#### Problem requirements:
Skip the images. Copy the records exactly as written.

#### Data for this task:
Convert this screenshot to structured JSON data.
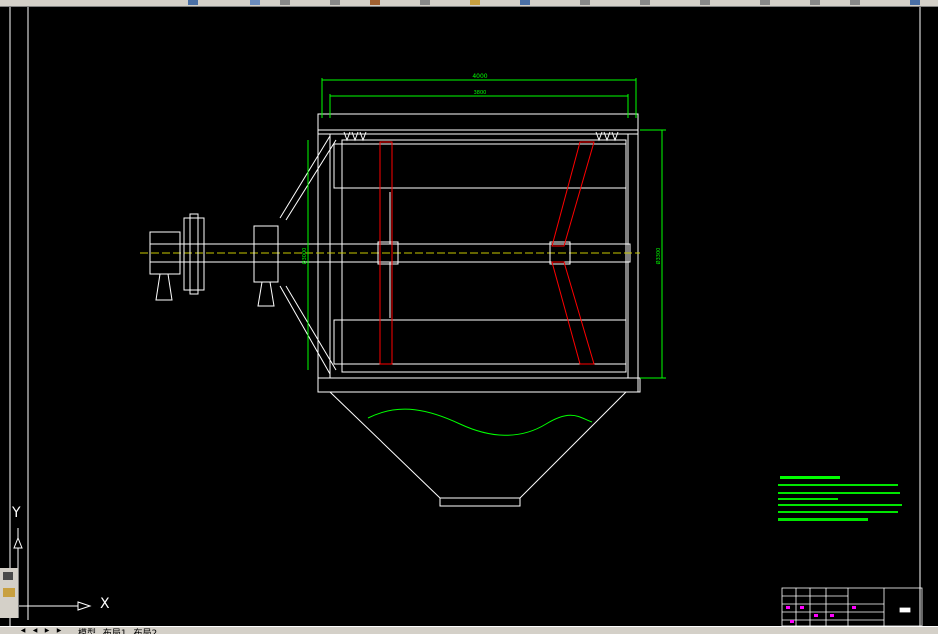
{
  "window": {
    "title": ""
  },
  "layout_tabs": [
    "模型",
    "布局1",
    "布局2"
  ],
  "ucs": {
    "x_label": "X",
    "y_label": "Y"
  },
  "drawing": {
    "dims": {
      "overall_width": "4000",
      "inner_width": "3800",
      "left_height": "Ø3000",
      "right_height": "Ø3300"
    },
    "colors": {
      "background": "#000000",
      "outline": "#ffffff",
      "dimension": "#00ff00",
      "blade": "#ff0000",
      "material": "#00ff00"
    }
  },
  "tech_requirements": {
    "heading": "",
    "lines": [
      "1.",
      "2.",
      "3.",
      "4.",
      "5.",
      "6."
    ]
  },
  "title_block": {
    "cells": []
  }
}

#### Exercise response:
Convert this screenshot to structured JSON data.
{
  "window": {
    "title": ""
  },
  "layout_tabs": [
    "模型",
    "布局1",
    "布局2"
  ],
  "ucs": {
    "x_label": "X",
    "y_label": "Y"
  },
  "drawing": {
    "dims": {
      "overall_width": "4000",
      "inner_width": "3800",
      "left_height": "Ø3000",
      "right_height": "Ø3300"
    },
    "colors": {
      "background": "#000000",
      "outline": "#ffffff",
      "dimension": "#00ff00",
      "blade": "#ff0000",
      "material": "#00ff00"
    }
  },
  "tech_requirements": {
    "heading": "",
    "lines": [
      "1.",
      "2.",
      "3.",
      "4.",
      "5.",
      "6."
    ]
  },
  "title_block": {
    "cells": []
  }
}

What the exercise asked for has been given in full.